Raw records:
-=-=-=-=-

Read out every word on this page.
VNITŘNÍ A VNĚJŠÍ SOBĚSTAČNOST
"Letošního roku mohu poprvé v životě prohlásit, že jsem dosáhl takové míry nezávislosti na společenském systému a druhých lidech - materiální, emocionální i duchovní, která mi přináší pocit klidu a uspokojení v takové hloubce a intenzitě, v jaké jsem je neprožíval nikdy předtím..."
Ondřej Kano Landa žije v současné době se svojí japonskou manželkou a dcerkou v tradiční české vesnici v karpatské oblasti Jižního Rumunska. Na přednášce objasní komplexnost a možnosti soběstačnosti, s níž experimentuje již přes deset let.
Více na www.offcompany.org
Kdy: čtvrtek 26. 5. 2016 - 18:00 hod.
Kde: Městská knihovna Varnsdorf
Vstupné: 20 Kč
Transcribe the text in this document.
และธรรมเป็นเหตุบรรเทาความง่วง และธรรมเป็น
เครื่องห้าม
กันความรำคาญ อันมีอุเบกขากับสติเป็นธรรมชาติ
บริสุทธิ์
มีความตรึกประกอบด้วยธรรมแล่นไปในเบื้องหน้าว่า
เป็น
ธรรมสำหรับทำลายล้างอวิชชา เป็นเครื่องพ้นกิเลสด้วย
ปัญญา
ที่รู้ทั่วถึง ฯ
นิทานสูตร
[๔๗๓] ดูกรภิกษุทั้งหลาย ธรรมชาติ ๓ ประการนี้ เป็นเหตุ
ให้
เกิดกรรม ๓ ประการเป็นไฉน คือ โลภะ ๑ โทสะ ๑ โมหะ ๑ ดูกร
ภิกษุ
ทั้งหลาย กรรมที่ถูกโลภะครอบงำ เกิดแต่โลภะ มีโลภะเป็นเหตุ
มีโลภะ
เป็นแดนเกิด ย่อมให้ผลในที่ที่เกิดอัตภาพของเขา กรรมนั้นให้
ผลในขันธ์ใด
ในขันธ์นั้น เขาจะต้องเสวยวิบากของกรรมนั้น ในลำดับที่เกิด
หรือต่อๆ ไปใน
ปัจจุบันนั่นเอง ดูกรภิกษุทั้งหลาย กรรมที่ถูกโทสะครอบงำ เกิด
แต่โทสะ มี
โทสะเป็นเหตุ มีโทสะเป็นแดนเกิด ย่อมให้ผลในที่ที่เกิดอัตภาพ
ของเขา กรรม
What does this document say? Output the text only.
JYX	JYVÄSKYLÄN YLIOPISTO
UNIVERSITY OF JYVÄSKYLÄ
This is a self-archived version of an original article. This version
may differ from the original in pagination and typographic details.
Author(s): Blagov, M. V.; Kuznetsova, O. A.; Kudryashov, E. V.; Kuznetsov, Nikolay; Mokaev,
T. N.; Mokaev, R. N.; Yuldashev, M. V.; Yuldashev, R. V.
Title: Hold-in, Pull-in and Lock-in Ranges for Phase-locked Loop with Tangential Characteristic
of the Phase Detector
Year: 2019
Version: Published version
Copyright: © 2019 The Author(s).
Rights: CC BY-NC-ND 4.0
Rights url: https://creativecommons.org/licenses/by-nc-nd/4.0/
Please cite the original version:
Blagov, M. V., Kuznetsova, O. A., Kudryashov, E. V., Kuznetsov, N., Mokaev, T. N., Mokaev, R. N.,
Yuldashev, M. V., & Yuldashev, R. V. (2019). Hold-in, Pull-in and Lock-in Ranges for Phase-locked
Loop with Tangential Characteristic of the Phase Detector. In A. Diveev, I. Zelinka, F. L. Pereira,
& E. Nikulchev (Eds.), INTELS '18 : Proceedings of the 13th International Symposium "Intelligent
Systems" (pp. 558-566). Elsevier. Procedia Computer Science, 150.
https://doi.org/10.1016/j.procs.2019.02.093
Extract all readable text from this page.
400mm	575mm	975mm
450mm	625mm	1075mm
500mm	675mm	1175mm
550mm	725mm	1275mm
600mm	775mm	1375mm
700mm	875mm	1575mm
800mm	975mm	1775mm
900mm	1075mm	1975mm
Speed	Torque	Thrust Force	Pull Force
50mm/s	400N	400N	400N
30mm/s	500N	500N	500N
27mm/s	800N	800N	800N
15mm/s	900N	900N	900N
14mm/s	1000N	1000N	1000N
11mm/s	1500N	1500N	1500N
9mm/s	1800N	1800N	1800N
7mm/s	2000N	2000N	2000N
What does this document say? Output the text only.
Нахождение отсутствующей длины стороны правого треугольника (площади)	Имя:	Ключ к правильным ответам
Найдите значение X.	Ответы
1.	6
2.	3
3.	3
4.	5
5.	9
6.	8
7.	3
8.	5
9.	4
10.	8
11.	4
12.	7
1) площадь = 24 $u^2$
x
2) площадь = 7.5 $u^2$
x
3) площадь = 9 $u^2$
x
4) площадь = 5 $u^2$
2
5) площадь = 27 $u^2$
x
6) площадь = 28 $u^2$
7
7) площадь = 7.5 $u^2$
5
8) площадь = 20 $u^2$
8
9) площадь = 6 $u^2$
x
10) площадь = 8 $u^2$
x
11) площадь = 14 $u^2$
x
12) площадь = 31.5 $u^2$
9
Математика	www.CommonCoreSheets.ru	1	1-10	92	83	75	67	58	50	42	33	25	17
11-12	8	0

-=-=-=-=-

> _Problem to solve_
List every line above that holds the word "Tangential".

> _Written answer_
Title: Hold-in, Pull-in and Lock-in Ranges for Phase-locked Loop with Tangential Characteristic
Loop with Tangential Characteristic of the Phase Detector. In A. Diveev, I. Zelinka, F. L. Pereira,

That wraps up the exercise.